(Records from a collection)
━━━━━━━━━━

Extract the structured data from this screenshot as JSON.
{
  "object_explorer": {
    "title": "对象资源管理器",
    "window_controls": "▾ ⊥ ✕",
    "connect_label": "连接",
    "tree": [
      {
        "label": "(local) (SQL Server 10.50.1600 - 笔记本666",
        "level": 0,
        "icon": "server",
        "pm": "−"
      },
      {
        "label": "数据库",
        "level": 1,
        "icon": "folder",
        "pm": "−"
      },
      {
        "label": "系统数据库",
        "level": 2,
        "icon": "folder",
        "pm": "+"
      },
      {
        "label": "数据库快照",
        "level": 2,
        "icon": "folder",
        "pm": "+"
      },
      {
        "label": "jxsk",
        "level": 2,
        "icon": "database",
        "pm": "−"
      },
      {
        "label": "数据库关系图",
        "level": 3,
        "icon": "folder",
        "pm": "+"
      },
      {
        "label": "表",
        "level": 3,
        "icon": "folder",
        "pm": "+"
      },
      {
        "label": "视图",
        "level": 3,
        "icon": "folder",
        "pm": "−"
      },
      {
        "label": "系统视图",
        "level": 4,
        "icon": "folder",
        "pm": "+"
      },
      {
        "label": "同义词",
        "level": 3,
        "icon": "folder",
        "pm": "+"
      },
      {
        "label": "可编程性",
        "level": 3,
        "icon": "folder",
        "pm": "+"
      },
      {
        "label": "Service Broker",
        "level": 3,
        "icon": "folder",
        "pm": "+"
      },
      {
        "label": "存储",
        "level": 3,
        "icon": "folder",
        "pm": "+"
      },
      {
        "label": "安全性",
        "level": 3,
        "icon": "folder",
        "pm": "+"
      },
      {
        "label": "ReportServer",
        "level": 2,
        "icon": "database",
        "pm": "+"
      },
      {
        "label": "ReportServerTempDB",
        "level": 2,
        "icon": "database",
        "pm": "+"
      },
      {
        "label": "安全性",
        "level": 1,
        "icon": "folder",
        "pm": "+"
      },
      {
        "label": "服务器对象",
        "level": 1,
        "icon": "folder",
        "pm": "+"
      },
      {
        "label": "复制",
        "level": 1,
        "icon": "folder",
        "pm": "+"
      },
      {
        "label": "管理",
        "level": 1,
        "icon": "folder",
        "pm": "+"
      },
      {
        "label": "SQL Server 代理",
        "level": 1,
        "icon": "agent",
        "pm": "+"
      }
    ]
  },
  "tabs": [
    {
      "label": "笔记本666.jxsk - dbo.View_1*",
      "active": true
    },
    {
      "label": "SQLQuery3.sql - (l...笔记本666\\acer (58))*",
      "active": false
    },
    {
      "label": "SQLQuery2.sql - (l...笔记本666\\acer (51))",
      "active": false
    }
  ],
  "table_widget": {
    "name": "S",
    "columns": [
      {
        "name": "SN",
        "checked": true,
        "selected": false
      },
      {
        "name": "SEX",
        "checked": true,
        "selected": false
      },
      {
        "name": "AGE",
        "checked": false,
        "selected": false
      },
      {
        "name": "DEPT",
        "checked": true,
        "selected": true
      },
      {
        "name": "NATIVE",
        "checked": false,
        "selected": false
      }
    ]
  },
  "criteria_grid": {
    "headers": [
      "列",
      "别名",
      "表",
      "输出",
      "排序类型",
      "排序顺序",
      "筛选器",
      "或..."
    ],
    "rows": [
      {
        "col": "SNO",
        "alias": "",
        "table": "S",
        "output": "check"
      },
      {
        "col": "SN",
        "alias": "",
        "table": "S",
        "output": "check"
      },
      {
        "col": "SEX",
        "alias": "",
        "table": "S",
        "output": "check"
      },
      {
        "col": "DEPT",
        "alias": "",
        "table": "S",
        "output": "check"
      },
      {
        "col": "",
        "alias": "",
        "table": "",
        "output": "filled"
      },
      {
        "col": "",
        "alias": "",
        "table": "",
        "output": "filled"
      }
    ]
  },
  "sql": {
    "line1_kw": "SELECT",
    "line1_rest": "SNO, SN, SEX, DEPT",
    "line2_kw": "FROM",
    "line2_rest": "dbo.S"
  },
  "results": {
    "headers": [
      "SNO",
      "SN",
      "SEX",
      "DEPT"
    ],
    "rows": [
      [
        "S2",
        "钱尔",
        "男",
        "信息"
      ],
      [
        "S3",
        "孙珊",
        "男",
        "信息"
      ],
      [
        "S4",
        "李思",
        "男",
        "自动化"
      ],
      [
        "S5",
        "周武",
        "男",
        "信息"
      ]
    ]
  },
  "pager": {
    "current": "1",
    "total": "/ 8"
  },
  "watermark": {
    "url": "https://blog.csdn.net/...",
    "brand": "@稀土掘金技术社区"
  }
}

━━━━━━━━━━

__AIM OF THE TASK__
Every record should be repeated exactly; please leave none out.

__OUTPUT__
Extract the structured data from this screenshot as JSON.
{
  "object_explorer": {
    "title": "对象资源管理器",
    "window_controls": "▾ ⊥ ✕",
    "connect_label": "连接",
    "tree": [
      {
        "label": "(local) (SQL Server 10.50.1600 - 笔记本666",
        "level": 0,
        "icon": "server",
        "pm": "−"
      },
      {
        "label": "数据库",
        "level": 1,
        "icon": "folder",
        "pm": "−"
      },
      {
        "label": "系统数据库",
        "level": 2,
        "icon": "folder",
        "pm": "+"
      },
      {
        "label": "数据库快照",
        "level": 2,
        "icon": "folder",
        "pm": "+"
      },
      {
        "label": "jxsk",
        "level": 2,
        "icon": "database",
        "pm": "−"
      },
      {
        "label": "数据库关系图",
        "level": 3,
        "icon": "folder",
        "pm": "+"
      },
      {
        "label": "表",
        "level": 3,
        "icon": "folder",
        "pm": "+"
      },
      {
        "label": "视图",
        "level": 3,
        "icon": "folder",
        "pm": "−"
      },
      {
        "label": "系统视图",
        "level": 4,
        "icon": "folder",
        "pm": "+"
      },
      {
        "label": "同义词",
        "level": 3,
        "icon": "folder",
        "pm": "+"
      },
      {
        "label": "可编程性",
        "level": 3,
        "icon": "folder",
        "pm": "+"
      },
      {
        "label": "Service Broker",
        "level": 3,
        "icon": "folder",
        "pm": "+"
      },
      {
        "label": "存储",
        "level": 3,
        "icon": "folder",
        "pm": "+"
      },
      {
        "label": "安全性",
        "level": 3,
        "icon": "folder",
        "pm": "+"
      },
      {
        "label": "ReportServer",
        "level": 2,
        "icon": "database",
        "pm": "+"
      },
      {
        "label": "ReportServerTempDB",
        "level": 2,
        "icon": "database",
        "pm": "+"
      },
      {
        "label": "安全性",
        "level": 1,
        "icon": "folder",
        "pm": "+"
      },
      {
        "label": "服务器对象",
        "level": 1,
        "icon": "folder",
        "pm": "+"
      },
      {
        "label": "复制",
        "level": 1,
        "icon": "folder",
        "pm": "+"
      },
      {
        "label": "管理",
        "level": 1,
        "icon": "folder",
        "pm": "+"
      },
      {
        "label": "SQL Server 代理",
        "level": 1,
        "icon": "agent",
        "pm": "+"
      }
    ]
  },
  "tabs": [
    {
      "label": "笔记本666.jxsk - dbo.View_1*",
      "active": true
    },
    {
      "label": "SQLQuery3.sql - (l...笔记本666\\acer (58))*",
      "active": false
    },
    {
      "label": "SQLQuery2.sql - (l...笔记本666\\acer (51))",
      "active": false
    }
  ],
  "table_widget": {
    "name": "S",
    "columns": [
      {
        "name": "SN",
        "checked": true,
        "selected": false
      },
      {
        "name": "SEX",
        "checked": true,
        "selected": false
      },
      {
        "name": "AGE",
        "checked": false,
        "selected": false
      },
      {
        "name": "DEPT",
        "checked": true,
        "selected": true
      },
      {
        "name": "NATIVE",
        "checked": false,
        "selected": false
      }
    ]
  },
  "criteria_grid": {
    "headers": [
      "列",
      "别名",
      "表",
      "输出",
      "排序类型",
      "排序顺序",
      "筛选器",
      "或..."
    ],
    "rows": [
      {
        "col": "SNO",
        "alias": "",
        "table": "S",
        "output": "check"
      },
      {
        "col": "SN",
        "alias": "",
        "table": "S",
        "output": "check"
      },
      {
        "col": "SEX",
        "alias": "",
        "table": "S",
        "output": "check"
      },
      {
        "col": "DEPT",
        "alias": "",
        "table": "S",
        "output": "check"
      },
      {
        "col": "",
        "alias": "",
        "table": "",
        "output": "filled"
      },
      {
        "col": "",
        "alias": "",
        "table": "",
        "output": "filled"
      }
    ]
  },
  "sql": {
    "line1_kw": "SELECT",
    "line1_rest": "SNO, SN, SEX, DEPT",
    "line2_kw": "FROM",
    "line2_rest": "dbo.S"
  },
  "results": {
    "headers": [
      "SNO",
      "SN",
      "SEX",
      "DEPT"
    ],
    "rows": [
      [
        "S2",
        "钱尔",
        "男",
        "信息"
      ],
      [
        "S3",
        "孙珊",
        "男",
        "信息"
      ],
      [
        "S4",
        "李思",
        "男",
        "自动化"
      ],
      [
        "S5",
        "周武",
        "男",
        "信息"
      ]
    ]
  },
  "pager": {
    "current": "1",
    "total": "/ 8"
  },
  "watermark": {
    "url": "https://blog.csdn.net/...",
    "brand": "@稀土掘金技术社区"
  }
}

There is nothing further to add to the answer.